## Data

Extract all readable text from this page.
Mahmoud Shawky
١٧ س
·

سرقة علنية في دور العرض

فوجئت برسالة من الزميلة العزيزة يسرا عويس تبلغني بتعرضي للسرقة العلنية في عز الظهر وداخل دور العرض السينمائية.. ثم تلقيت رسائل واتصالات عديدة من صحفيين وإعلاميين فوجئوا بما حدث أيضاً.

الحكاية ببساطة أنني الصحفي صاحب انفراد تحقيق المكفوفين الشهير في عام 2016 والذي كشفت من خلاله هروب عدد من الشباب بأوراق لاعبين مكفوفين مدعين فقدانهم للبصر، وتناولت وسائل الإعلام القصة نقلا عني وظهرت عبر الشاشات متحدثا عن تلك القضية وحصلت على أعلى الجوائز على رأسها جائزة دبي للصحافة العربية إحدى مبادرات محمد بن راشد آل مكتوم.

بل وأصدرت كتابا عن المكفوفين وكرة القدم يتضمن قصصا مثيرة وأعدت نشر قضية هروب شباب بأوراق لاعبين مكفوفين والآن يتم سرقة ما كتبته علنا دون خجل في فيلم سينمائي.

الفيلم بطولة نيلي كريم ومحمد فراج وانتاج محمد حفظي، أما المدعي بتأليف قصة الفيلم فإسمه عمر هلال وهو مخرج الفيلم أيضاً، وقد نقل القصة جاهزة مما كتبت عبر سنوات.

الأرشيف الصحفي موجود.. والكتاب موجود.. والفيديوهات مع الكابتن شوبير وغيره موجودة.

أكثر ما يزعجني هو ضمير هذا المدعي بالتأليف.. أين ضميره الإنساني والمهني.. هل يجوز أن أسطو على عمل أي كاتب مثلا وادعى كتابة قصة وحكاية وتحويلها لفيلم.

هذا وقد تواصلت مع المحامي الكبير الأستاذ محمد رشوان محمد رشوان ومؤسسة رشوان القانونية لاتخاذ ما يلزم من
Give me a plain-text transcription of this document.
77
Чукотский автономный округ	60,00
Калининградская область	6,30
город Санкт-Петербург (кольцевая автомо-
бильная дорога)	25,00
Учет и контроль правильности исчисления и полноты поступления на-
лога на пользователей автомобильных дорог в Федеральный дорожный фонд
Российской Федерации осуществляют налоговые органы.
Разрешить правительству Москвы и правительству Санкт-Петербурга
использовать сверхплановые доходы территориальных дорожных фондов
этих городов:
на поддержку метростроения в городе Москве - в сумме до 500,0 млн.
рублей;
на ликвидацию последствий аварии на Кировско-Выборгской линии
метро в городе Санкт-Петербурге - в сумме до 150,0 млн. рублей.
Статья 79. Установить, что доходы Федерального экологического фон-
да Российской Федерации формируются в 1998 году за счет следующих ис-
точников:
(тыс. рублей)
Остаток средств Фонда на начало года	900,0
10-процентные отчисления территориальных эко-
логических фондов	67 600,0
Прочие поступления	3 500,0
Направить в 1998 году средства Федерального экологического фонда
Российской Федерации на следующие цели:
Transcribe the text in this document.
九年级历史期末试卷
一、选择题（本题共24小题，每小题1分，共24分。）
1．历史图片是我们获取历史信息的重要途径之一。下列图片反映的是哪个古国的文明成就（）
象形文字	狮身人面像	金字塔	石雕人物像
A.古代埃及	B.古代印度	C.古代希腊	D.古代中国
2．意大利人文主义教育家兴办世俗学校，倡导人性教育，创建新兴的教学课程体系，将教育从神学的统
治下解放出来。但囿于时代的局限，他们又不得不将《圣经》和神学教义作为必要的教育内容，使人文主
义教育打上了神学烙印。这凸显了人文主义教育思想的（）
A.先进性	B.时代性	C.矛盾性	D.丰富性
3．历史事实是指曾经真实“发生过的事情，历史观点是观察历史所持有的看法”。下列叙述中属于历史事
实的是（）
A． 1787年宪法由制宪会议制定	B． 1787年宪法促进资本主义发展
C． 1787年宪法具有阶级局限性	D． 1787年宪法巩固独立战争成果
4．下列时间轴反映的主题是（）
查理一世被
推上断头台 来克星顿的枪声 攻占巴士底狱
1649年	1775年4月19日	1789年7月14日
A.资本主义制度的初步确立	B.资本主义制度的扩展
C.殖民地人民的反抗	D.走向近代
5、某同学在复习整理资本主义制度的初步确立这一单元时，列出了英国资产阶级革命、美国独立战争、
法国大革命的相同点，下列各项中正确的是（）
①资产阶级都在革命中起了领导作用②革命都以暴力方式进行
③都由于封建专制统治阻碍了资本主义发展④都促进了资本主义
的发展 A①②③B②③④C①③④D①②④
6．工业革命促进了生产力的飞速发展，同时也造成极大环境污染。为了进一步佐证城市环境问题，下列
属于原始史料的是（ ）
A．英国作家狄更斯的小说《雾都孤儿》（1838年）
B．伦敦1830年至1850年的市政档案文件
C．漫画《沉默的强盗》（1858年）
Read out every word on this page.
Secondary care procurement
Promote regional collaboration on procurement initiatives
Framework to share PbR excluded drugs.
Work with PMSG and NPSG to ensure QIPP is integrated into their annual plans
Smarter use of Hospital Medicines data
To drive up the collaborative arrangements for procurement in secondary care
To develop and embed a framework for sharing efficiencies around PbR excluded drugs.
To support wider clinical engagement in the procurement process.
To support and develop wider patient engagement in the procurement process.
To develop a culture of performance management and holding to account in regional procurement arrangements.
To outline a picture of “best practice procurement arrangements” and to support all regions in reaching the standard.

## Exercise prompt
Every line in the data above that contains "Российской" needs to be copied.

## The result
Российской Федерации осуществляют налоговые органы.
да Российской Федерации формируются в 1998 году за счет следующих ис-
Российской Федерации на следующие цели:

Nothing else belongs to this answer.